## Task directions
Your task is to locate every line holding the string "this" and to copy each of them.

## Data for the task
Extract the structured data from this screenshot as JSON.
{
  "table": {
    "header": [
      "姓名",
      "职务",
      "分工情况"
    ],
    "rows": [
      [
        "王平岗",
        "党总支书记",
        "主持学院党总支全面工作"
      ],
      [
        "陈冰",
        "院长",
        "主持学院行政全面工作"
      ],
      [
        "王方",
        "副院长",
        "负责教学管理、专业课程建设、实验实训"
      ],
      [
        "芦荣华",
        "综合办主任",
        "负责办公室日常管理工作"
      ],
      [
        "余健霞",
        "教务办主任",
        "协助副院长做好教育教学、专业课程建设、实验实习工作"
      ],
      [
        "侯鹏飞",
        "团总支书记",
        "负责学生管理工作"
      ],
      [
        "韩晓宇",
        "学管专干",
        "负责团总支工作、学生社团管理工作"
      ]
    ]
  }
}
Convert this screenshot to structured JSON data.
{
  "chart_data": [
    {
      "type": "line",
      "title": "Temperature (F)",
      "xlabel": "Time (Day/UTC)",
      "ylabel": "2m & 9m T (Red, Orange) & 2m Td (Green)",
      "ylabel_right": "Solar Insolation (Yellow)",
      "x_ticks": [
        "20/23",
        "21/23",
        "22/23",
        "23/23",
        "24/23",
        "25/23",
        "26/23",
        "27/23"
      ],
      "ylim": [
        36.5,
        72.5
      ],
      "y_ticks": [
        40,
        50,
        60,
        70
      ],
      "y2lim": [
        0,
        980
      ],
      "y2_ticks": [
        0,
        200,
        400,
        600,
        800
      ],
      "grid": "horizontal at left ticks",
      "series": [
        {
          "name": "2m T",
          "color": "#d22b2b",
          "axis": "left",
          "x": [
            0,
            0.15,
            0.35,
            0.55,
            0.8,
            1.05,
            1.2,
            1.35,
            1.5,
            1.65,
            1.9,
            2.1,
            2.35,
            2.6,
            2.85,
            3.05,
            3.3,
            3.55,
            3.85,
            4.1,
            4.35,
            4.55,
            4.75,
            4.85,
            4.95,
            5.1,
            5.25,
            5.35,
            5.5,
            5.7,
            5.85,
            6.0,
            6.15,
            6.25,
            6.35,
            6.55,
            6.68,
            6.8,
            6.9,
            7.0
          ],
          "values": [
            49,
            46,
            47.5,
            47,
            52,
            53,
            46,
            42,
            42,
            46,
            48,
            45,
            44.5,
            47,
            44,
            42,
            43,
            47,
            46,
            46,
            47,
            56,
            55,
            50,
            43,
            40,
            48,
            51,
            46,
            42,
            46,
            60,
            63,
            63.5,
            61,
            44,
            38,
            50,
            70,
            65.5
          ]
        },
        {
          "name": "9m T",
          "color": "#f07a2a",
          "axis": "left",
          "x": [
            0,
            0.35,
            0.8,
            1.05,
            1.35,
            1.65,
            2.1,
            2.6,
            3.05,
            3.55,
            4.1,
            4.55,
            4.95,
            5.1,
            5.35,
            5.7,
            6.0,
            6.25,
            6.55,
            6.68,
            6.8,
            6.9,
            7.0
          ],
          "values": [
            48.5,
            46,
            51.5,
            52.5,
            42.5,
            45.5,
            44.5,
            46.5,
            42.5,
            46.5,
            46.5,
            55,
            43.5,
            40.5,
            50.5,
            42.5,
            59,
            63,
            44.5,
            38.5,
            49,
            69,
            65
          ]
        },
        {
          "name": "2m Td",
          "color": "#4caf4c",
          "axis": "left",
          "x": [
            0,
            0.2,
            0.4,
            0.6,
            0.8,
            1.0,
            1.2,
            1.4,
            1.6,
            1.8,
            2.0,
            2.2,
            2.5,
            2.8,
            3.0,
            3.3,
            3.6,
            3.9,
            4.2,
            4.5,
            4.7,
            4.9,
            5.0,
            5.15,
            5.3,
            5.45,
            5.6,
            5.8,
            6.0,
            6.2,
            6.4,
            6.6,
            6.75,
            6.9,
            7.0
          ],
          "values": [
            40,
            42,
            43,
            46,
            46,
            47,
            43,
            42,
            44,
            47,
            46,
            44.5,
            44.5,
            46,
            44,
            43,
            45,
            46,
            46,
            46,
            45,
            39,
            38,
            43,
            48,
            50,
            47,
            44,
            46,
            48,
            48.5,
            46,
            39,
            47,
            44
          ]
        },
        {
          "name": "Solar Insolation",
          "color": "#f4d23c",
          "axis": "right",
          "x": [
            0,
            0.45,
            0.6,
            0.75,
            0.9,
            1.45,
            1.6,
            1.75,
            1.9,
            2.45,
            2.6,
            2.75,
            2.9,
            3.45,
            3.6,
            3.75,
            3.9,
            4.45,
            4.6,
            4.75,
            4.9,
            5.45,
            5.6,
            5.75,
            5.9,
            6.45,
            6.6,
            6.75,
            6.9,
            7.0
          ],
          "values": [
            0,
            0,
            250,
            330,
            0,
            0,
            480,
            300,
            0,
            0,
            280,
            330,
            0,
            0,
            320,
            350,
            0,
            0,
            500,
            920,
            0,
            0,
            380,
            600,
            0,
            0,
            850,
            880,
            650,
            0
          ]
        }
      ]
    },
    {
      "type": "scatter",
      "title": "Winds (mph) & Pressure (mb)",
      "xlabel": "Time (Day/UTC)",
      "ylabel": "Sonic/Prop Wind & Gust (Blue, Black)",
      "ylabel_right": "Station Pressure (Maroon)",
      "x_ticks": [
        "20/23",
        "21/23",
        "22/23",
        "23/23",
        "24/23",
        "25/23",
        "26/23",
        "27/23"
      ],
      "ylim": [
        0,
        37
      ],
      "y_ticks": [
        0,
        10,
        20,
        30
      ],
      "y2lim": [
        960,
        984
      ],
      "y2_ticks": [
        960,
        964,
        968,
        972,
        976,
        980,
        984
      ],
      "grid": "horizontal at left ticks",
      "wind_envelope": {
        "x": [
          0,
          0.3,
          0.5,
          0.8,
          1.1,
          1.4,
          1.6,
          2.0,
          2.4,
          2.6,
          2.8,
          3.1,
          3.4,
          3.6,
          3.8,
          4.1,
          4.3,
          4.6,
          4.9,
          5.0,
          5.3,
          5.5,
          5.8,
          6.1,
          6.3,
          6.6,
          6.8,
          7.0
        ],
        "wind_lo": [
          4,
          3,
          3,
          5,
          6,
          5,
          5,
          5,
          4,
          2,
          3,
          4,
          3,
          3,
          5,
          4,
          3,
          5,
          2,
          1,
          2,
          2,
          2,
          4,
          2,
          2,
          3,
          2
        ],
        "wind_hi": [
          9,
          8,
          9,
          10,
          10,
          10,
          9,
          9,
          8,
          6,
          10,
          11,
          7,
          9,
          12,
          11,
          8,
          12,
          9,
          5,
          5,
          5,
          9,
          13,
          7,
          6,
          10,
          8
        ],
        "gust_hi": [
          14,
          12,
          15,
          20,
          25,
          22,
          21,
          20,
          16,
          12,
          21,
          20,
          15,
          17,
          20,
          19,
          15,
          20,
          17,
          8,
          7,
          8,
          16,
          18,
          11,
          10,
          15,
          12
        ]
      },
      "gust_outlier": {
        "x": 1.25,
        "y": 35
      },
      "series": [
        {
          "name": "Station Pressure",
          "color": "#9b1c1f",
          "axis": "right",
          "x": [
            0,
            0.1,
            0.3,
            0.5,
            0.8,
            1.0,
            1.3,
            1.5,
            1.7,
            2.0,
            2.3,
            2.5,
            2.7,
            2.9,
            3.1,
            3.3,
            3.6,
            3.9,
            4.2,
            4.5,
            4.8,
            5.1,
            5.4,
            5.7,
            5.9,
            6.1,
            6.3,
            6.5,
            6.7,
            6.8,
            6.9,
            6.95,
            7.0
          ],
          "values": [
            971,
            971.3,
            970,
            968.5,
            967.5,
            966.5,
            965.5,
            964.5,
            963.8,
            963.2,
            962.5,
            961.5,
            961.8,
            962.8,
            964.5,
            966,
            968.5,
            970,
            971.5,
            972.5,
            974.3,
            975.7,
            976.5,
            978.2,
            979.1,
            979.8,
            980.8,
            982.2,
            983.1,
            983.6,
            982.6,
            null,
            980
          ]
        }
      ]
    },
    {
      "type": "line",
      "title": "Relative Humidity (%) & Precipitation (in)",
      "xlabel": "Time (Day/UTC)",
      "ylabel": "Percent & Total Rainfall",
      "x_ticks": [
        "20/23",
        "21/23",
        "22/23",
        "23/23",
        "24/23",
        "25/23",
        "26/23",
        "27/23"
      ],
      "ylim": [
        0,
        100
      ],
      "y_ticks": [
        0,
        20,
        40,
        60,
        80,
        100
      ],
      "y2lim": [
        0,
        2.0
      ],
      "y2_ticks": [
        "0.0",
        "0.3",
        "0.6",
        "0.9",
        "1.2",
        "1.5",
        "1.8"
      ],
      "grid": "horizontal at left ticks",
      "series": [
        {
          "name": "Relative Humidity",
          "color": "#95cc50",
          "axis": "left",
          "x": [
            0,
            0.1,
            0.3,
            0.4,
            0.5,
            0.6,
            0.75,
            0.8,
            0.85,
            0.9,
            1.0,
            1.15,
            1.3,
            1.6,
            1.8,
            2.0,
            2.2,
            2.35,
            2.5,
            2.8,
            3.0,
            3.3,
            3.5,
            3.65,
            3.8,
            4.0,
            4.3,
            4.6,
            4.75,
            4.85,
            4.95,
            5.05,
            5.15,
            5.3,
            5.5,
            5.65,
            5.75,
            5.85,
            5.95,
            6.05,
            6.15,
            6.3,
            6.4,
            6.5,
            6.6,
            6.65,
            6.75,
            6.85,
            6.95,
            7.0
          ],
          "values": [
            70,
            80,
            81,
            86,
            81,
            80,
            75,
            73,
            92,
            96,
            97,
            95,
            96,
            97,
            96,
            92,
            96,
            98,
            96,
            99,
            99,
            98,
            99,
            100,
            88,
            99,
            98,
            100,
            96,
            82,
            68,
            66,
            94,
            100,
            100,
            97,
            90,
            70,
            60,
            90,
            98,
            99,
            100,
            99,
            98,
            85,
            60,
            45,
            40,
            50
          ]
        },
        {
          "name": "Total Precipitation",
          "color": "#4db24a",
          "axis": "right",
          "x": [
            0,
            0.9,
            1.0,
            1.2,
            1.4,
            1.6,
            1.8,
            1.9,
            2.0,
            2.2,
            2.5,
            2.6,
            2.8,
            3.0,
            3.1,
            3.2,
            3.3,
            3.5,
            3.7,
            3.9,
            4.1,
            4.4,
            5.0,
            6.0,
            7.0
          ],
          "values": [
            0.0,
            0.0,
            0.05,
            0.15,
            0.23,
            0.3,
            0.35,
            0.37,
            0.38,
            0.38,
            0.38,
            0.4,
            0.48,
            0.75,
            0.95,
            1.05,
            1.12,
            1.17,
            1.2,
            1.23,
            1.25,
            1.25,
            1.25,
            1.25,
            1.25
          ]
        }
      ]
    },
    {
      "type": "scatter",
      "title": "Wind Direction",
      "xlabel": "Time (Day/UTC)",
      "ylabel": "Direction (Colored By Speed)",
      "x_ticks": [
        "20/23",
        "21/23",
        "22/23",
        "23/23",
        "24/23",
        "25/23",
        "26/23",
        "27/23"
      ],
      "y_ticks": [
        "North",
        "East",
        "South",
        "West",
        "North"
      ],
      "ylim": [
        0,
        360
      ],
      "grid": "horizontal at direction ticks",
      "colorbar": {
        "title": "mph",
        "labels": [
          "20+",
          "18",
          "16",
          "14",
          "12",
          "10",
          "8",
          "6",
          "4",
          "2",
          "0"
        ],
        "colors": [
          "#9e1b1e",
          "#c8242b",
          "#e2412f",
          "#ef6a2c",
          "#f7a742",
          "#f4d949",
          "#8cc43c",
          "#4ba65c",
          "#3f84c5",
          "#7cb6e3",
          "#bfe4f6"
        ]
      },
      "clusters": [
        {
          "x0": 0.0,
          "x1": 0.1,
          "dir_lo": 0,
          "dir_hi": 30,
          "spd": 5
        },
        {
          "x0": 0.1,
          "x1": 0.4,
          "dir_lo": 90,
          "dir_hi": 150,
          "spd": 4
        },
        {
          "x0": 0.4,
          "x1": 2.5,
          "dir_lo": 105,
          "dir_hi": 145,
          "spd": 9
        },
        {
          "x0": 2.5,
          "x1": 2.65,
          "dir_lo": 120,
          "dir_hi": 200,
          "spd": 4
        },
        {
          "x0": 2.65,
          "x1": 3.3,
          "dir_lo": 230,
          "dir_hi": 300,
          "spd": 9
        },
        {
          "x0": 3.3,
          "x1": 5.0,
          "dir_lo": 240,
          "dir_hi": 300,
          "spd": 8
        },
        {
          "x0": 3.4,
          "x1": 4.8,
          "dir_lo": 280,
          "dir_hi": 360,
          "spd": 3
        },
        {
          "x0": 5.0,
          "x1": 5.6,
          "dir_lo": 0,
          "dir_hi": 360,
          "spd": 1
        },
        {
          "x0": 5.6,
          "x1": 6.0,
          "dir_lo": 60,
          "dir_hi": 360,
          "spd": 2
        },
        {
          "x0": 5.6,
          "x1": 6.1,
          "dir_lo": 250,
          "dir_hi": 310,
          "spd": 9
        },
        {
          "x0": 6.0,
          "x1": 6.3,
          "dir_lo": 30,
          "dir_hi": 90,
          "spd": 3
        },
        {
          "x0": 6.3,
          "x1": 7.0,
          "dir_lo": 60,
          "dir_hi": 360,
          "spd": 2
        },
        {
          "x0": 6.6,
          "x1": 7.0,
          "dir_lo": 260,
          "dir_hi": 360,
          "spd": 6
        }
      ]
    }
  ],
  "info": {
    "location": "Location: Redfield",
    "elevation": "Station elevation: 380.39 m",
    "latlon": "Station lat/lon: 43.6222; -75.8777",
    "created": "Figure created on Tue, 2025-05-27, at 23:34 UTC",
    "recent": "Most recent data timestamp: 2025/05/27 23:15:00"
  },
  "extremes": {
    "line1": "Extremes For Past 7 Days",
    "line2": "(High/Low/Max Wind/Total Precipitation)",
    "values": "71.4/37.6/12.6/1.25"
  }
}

## Response below
Extract the structured data from this screenshot as JSON.
Convert this screenshot to structured JSON data.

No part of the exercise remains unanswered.